Extract the complete listing and output it unchanged.
[Begin]
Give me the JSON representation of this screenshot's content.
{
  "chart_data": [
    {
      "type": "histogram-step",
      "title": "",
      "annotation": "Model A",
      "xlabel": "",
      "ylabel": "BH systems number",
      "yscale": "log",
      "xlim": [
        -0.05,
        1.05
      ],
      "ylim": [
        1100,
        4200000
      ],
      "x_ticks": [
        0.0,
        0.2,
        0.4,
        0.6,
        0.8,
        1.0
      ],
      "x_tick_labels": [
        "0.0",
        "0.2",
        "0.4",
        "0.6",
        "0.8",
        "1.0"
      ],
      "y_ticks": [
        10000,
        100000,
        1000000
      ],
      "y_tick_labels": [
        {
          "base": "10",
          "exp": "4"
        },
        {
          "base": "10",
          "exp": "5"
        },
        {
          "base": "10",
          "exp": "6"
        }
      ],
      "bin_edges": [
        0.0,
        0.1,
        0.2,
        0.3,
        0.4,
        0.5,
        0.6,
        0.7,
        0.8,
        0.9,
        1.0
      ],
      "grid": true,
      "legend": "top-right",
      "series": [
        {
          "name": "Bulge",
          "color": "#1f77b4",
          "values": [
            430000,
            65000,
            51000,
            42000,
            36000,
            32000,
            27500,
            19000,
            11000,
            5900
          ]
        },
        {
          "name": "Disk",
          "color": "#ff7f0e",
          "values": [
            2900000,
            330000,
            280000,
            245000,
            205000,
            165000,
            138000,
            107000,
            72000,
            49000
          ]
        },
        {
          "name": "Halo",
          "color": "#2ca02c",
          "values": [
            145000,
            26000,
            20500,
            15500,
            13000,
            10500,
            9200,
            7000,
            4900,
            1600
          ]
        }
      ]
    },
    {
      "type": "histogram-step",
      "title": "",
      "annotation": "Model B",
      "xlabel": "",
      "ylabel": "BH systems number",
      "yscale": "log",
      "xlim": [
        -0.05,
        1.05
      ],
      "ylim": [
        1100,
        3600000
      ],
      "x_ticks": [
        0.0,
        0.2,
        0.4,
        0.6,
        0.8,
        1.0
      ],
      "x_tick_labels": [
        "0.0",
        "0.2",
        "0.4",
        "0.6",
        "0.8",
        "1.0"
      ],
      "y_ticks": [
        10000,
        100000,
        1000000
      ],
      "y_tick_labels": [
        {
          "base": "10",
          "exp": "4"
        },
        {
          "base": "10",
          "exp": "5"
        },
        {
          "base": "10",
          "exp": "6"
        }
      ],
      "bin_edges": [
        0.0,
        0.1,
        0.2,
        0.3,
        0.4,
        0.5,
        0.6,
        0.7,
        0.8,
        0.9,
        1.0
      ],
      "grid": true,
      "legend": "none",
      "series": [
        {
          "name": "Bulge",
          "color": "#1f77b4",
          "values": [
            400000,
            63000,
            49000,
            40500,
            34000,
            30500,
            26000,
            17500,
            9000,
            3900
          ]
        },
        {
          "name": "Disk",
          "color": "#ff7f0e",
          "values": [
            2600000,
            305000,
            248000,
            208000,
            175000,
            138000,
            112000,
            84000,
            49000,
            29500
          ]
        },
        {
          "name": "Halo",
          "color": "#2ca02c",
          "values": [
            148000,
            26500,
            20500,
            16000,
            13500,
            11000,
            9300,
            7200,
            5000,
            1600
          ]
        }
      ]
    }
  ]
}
[End]
# SOLUTION FOR THIS PROBLEM
Give me the JSON representation of this screenshot's content.
{
  "chart_data": [
    {
      "type": "histogram-step",
      "title": "",
      "annotation": "Model A",
      "xlabel": "",
      "ylabel": "BH systems number",
      "yscale": "log",
      "xlim": [
        -0.05,
        1.05
      ],
      "ylim": [
        1100,
        4200000
      ],
      "x_ticks": [
        0.0,
        0.2,
        0.4,
        0.6,
        0.8,
        1.0
      ],
      "x_tick_labels": [
        "0.0",
        "0.2",
        "0.4",
        "0.6",
        "0.8",
        "1.0"
      ],
      "y_ticks": [
        10000,
        100000,
        1000000
      ],
      "y_tick_labels": [
        {
          "base": "10",
          "exp": "4"
        },
        {
          "base": "10",
          "exp": "5"
        },
        {
          "base": "10",
          "exp": "6"
        }
      ],
      "bin_edges": [
        0.0,
        0.1,
        0.2,
        0.3,
        0.4,
        0.5,
        0.6,
        0.7,
        0.8,
        0.9,
        1.0
      ],
      "grid": true,
      "legend": "top-right",
      "series": [
        {
          "name": "Bulge",
          "color": "#1f77b4",
          "values": [
            430000,
            65000,
            51000,
            42000,
            36000,
            32000,
            27500,
            19000,
            11000,
            5900
          ]
        },
        {
          "name": "Disk",
          "color": "#ff7f0e",
          "values": [
            2900000,
            330000,
            280000,
            245000,
            205000,
            165000,
            138000,
            107000,
            72000,
            49000
          ]
        },
        {
          "name": "Halo",
          "color": "#2ca02c",
          "values": [
            145000,
            26000,
            20500,
            15500,
            13000,
            10500,
            9200,
            7000,
            4900,
            1600
          ]
        }
      ]
    },
    {
      "type": "histogram-step",
      "title": "",
      "annotation": "Model B",
      "xlabel": "",
      "ylabel": "BH systems number",
      "yscale": "log",
      "xlim": [
        -0.05,
        1.05
      ],
      "ylim": [
        1100,
        3600000
      ],
      "x_ticks": [
        0.0,
        0.2,
        0.4,
        0.6,
        0.8,
        1.0
      ],
      "x_tick_labels": [
        "0.0",
        "0.2",
        "0.4",
        "0.6",
        "0.8",
        "1.0"
      ],
      "y_ticks": [
        10000,
        100000,
        1000000
      ],
      "y_tick_labels": [
        {
          "base": "10",
          "exp": "4"
        },
        {
          "base": "10",
          "exp": "5"
        },
        {
          "base": "10",
          "exp": "6"
        }
      ],
      "bin_edges": [
        0.0,
        0.1,
        0.2,
        0.3,
        0.4,
        0.5,
        0.6,
        0.7,
        0.8,
        0.9,
        1.0
      ],
      "grid": true,
      "legend": "none",
      "series": [
        {
          "name": "Bulge",
          "color": "#1f77b4",
          "values": [
            400000,
            63000,
            49000,
            40500,
            34000,
            30500,
            26000,
            17500,
            9000,
            3900
          ]
        },
        {
          "name": "Disk",
          "color": "#ff7f0e",
          "values": [
            2600000,
            305000,
            248000,
            208000,
            175000,
            138000,
            112000,
            84000,
            49000,
            29500
          ]
        },
        {
          "name": "Halo",
          "color": "#2ca02c",
          "values": [
            148000,
            26500,
            20500,
            16000,
            13500,
            11000,
            9300,
            7200,
            5000,
            1600
          ]
        }
      ]
    }
  ]
}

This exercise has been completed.